> Prompt: Find the number of lines below in which the word "jest" appears, and write that number only.

___ Input material

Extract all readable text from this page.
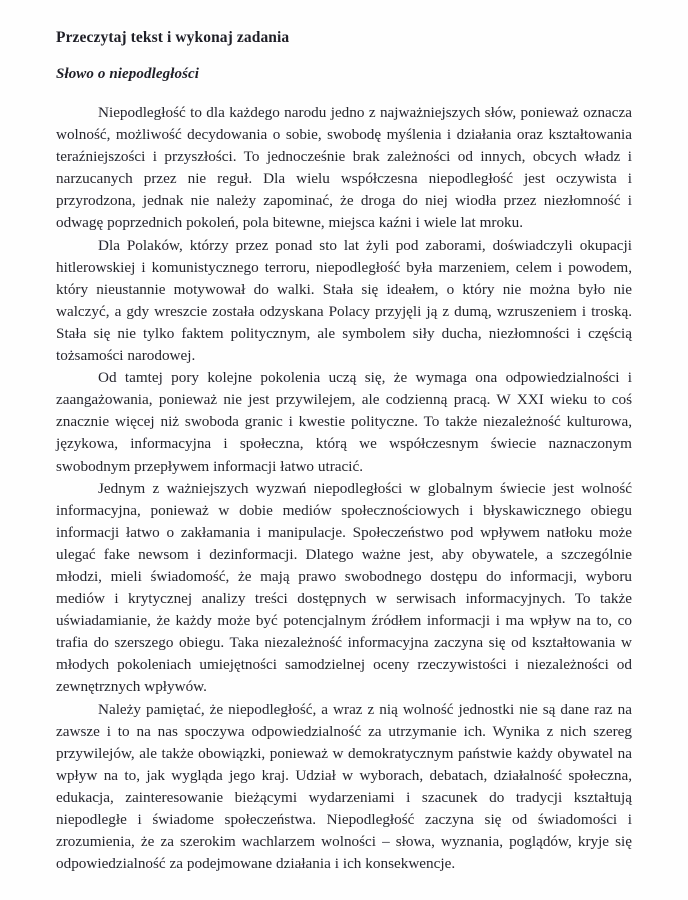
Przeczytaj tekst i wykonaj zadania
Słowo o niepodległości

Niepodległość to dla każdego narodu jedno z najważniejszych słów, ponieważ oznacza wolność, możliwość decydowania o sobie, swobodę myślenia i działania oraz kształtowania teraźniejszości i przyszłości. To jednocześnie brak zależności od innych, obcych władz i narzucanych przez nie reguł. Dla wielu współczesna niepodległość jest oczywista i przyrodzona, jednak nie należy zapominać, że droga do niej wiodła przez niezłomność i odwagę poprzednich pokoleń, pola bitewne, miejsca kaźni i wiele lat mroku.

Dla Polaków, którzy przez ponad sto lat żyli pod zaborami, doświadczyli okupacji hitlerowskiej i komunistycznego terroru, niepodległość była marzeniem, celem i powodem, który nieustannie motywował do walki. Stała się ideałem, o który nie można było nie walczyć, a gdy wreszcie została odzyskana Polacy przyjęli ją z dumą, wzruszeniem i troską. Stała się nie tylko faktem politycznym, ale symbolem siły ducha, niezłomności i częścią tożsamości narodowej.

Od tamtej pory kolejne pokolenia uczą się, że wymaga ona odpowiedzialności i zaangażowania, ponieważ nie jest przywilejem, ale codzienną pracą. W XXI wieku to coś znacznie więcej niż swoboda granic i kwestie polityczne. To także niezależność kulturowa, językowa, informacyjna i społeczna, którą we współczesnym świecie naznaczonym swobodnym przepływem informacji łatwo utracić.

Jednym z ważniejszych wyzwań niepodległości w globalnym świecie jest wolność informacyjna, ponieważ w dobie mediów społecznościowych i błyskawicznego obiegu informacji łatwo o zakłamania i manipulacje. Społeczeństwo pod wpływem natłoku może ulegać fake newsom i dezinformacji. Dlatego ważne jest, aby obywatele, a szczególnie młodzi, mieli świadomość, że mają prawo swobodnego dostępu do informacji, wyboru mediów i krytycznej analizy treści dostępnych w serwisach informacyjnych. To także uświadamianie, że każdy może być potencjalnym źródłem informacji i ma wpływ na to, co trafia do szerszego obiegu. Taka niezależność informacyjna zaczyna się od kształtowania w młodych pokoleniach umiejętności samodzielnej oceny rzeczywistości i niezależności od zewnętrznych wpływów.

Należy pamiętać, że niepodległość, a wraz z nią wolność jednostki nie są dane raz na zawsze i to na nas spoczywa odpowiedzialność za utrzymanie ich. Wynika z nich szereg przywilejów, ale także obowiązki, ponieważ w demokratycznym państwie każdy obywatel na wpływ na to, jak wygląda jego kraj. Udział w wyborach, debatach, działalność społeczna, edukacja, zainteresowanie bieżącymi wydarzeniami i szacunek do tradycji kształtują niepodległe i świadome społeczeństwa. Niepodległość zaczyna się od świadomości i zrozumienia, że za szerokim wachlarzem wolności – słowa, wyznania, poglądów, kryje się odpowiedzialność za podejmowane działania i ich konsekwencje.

______

> Task result: 3